Show all lines holding "COLORES".

┌─ ENTRIES PROVIDED

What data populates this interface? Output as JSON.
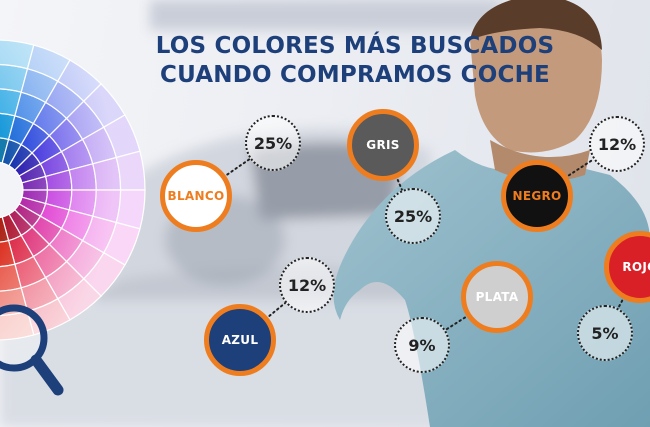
{
  "title": {
    "line1": "LOS COLORES MÁS BUSCADOS",
    "line2": "CUANDO COMPRAMOS COCHE"
  },
  "colors": {
    "title": "#1d3f7a",
    "ring": "#ee7d1f",
    "blanco": "#ffffff",
    "gris": "#5a5a5a",
    "negro": "#111111",
    "rojo": "#d92027",
    "plata": "#cfcfcf",
    "azul": "#1d3f7a"
  },
  "icons": [
    "color-wheel-graphic",
    "magnifier-icon"
  ],
  "chart_data": {
    "type": "bubble-infographic",
    "title": "LOS COLORES MÁS BUSCADOS CUANDO COMPRAMOS COCHE",
    "categories": [
      "BLANCO",
      "GRIS",
      "NEGRO",
      "ROJO",
      "PLATA",
      "AZUL"
    ],
    "values": [
      25,
      25,
      12,
      5,
      9,
      12
    ],
    "labels": [
      "25%",
      "25%",
      "12%",
      "5%",
      "9%",
      "12%"
    ],
    "unit": "%"
  }
}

└─

WRITTEN ANSWER:
    "line1": "LOS COLORES MÁS BUSCADOS",
    "title": "LOS COLORES MÁS BUSCADOS CUANDO COMPRAMOS COCHE",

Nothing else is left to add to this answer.